--- Supplied material ---
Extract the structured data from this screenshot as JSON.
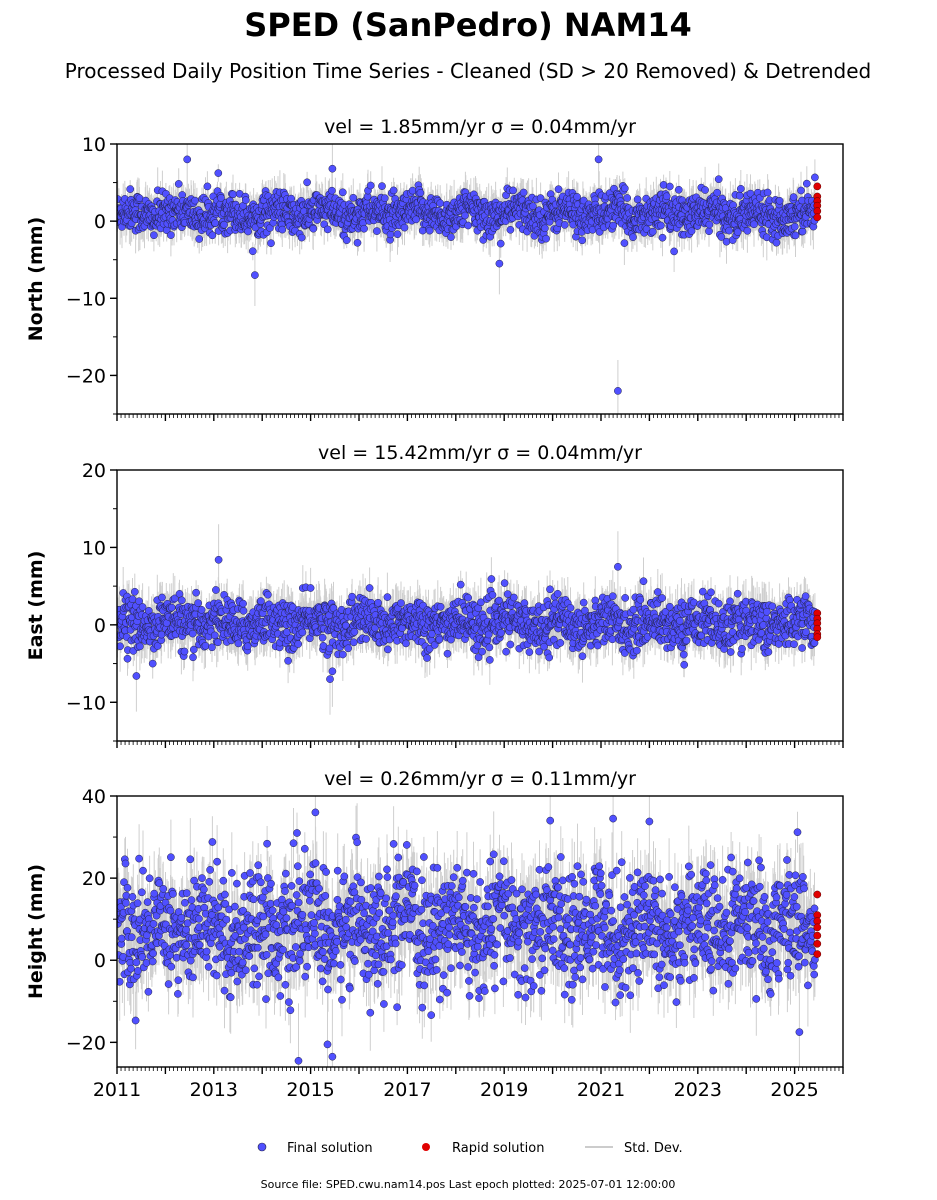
{
  "title": "SPED (SanPedro) NAM14",
  "subtitle": "Processed Daily Position Time Series - Cleaned (SD > 20 Removed) & Detrended",
  "footer": "Source file: SPED.cwu.nam14.pos  Last epoch plotted: 2025-07-01 12:00:00",
  "legend": {
    "final": "Final solution",
    "rapid": "Rapid solution",
    "std": "Std. Dev."
  },
  "colors": {
    "final": "#5050ff",
    "rapid": "#e00000",
    "std": "#bbbbbb",
    "edge": "#222244"
  },
  "chart_data": [
    {
      "type": "scatter",
      "title": "vel = 1.85mm/yr   σ = 0.04mm/yr",
      "ylabel": "North (mm)",
      "xlim": [
        2011.0,
        2026.0
      ],
      "ylim": [
        -25,
        10
      ],
      "yticks": [
        10,
        0,
        -10,
        -20
      ],
      "ytick_labels": [
        "10",
        "0",
        "−10",
        "−20"
      ],
      "sigma_mm": 1.3,
      "mean_mm": 1.0,
      "errorbar_mm": 2.0,
      "outliers": [
        {
          "x": 2013.85,
          "y": -7.0
        },
        {
          "x": 2021.35,
          "y": -22.0
        },
        {
          "x": 2012.45,
          "y": 8.0
        },
        {
          "x": 2020.95,
          "y": 8.0
        },
        {
          "x": 2015.45,
          "y": 6.8
        },
        {
          "x": 2018.9,
          "y": -5.5
        }
      ],
      "rapid_points": {
        "x": 2025.47,
        "y": [
          4.5,
          3.2,
          2.6,
          2.0,
          1.3,
          0.5
        ]
      }
    },
    {
      "type": "scatter",
      "title": "vel = 15.42mm/yr   σ = 0.04mm/yr",
      "ylabel": "East (mm)",
      "xlim": [
        2011.0,
        2026.0
      ],
      "ylim": [
        -15,
        20
      ],
      "yticks": [
        20,
        10,
        0,
        -10
      ],
      "ytick_labels": [
        "20",
        "10",
        "0",
        "−10"
      ],
      "sigma_mm": 1.6,
      "mean_mm": 0.2,
      "errorbar_mm": 2.3,
      "outliers": [
        {
          "x": 2013.1,
          "y": 8.4
        },
        {
          "x": 2011.4,
          "y": -6.6
        },
        {
          "x": 2015.4,
          "y": -7.0
        },
        {
          "x": 2021.35,
          "y": 7.5
        },
        {
          "x": 2015.45,
          "y": -6.0
        }
      ],
      "rapid_points": {
        "x": 2025.47,
        "y": [
          1.5,
          0.8,
          0.2,
          -0.5,
          -1.2,
          -1.6
        ]
      }
    },
    {
      "type": "scatter",
      "title": "vel = 0.26mm/yr   σ = 0.11mm/yr",
      "ylabel": "Height (mm)",
      "xlim": [
        2011.0,
        2026.0
      ],
      "ylim": [
        -26,
        40
      ],
      "yticks": [
        40,
        20,
        0,
        -20
      ],
      "ytick_labels": [
        "40",
        "20",
        "0",
        "−20"
      ],
      "sigma_mm": 7.0,
      "mean_mm": 8.0,
      "errorbar_mm": 7.0,
      "outliers": [
        {
          "x": 2015.1,
          "y": 36.0
        },
        {
          "x": 2019.95,
          "y": 34.0
        },
        {
          "x": 2021.25,
          "y": 34.5
        },
        {
          "x": 2022.0,
          "y": 33.8
        },
        {
          "x": 2015.35,
          "y": -20.5
        },
        {
          "x": 2015.45,
          "y": -23.5
        },
        {
          "x": 2014.75,
          "y": -24.5
        },
        {
          "x": 2025.1,
          "y": -17.5
        }
      ],
      "rapid_points": {
        "x": 2025.47,
        "y": [
          16.0,
          11.0,
          9.5,
          8.0,
          6.0,
          4.0,
          1.5
        ]
      }
    }
  ],
  "x_axis": {
    "ticks": [
      2011,
      2013,
      2015,
      2017,
      2019,
      2021,
      2023,
      2025
    ],
    "tick_labels": [
      "2011",
      "2013",
      "2015",
      "2017",
      "2019",
      "2021",
      "2023",
      "2025"
    ]
  }
}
---
Short problem: Quote the listing above in full, except for the pictures.

Reply:
Extract the structured data from this screenshot as JSON.
{
  "title": "SPED (SanPedro) NAM14",
  "subtitle": "Processed Daily Position Time Series - Cleaned (SD > 20 Removed) & Detrended",
  "footer": "Source file: SPED.cwu.nam14.pos  Last epoch plotted: 2025-07-01 12:00:00",
  "legend": {
    "final": "Final solution",
    "rapid": "Rapid solution",
    "std": "Std. Dev."
  },
  "colors": {
    "final": "#5050ff",
    "rapid": "#e00000",
    "std": "#bbbbbb",
    "edge": "#222244"
  },
  "chart_data": [
    {
      "type": "scatter",
      "title": "vel = 1.85mm/yr   σ = 0.04mm/yr",
      "ylabel": "North (mm)",
      "xlim": [
        2011.0,
        2026.0
      ],
      "ylim": [
        -25,
        10
      ],
      "yticks": [
        10,
        0,
        -10,
        -20
      ],
      "ytick_labels": [
        "10",
        "0",
        "−10",
        "−20"
      ],
      "sigma_mm": 1.3,
      "mean_mm": 1.0,
      "errorbar_mm": 2.0,
      "outliers": [
        {
          "x": 2013.85,
          "y": -7.0
        },
        {
          "x": 2021.35,
          "y": -22.0
        },
        {
          "x": 2012.45,
          "y": 8.0
        },
        {
          "x": 2020.95,
          "y": 8.0
        },
        {
          "x": 2015.45,
          "y": 6.8
        },
        {
          "x": 2018.9,
          "y": -5.5
        }
      ],
      "rapid_points": {
        "x": 2025.47,
        "y": [
          4.5,
          3.2,
          2.6,
          2.0,
          1.3,
          0.5
        ]
      }
    },
    {
      "type": "scatter",
      "title": "vel = 15.42mm/yr   σ = 0.04mm/yr",
      "ylabel": "East (mm)",
      "xlim": [
        2011.0,
        2026.0
      ],
      "ylim": [
        -15,
        20
      ],
      "yticks": [
        20,
        10,
        0,
        -10
      ],
      "ytick_labels": [
        "20",
        "10",
        "0",
        "−10"
      ],
      "sigma_mm": 1.6,
      "mean_mm": 0.2,
      "errorbar_mm": 2.3,
      "outliers": [
        {
          "x": 2013.1,
          "y": 8.4
        },
        {
          "x": 2011.4,
          "y": -6.6
        },
        {
          "x": 2015.4,
          "y": -7.0
        },
        {
          "x": 2021.35,
          "y": 7.5
        },
        {
          "x": 2015.45,
          "y": -6.0
        }
      ],
      "rapid_points": {
        "x": 2025.47,
        "y": [
          1.5,
          0.8,
          0.2,
          -0.5,
          -1.2,
          -1.6
        ]
      }
    },
    {
      "type": "scatter",
      "title": "vel = 0.26mm/yr   σ = 0.11mm/yr",
      "ylabel": "Height (mm)",
      "xlim": [
        2011.0,
        2026.0
      ],
      "ylim": [
        -26,
        40
      ],
      "yticks": [
        40,
        20,
        0,
        -20
      ],
      "ytick_labels": [
        "40",
        "20",
        "0",
        "−20"
      ],
      "sigma_mm": 7.0,
      "mean_mm": 8.0,
      "errorbar_mm": 7.0,
      "outliers": [
        {
          "x": 2015.1,
          "y": 36.0
        },
        {
          "x": 2019.95,
          "y": 34.0
        },
        {
          "x": 2021.25,
          "y": 34.5
        },
        {
          "x": 2022.0,
          "y": 33.8
        },
        {
          "x": 2015.35,
          "y": -20.5
        },
        {
          "x": 2015.45,
          "y": -23.5
        },
        {
          "x": 2014.75,
          "y": -24.5
        },
        {
          "x": 2025.1,
          "y": -17.5
        }
      ],
      "rapid_points": {
        "x": 2025.47,
        "y": [
          16.0,
          11.0,
          9.5,
          8.0,
          6.0,
          4.0,
          1.5
        ]
      }
    }
  ],
  "x_axis": {
    "ticks": [
      2011,
      2013,
      2015,
      2017,
      2019,
      2021,
      2023,
      2025
    ],
    "tick_labels": [
      "2011",
      "2013",
      "2015",
      "2017",
      "2019",
      "2021",
      "2023",
      "2025"
    ]
  }
}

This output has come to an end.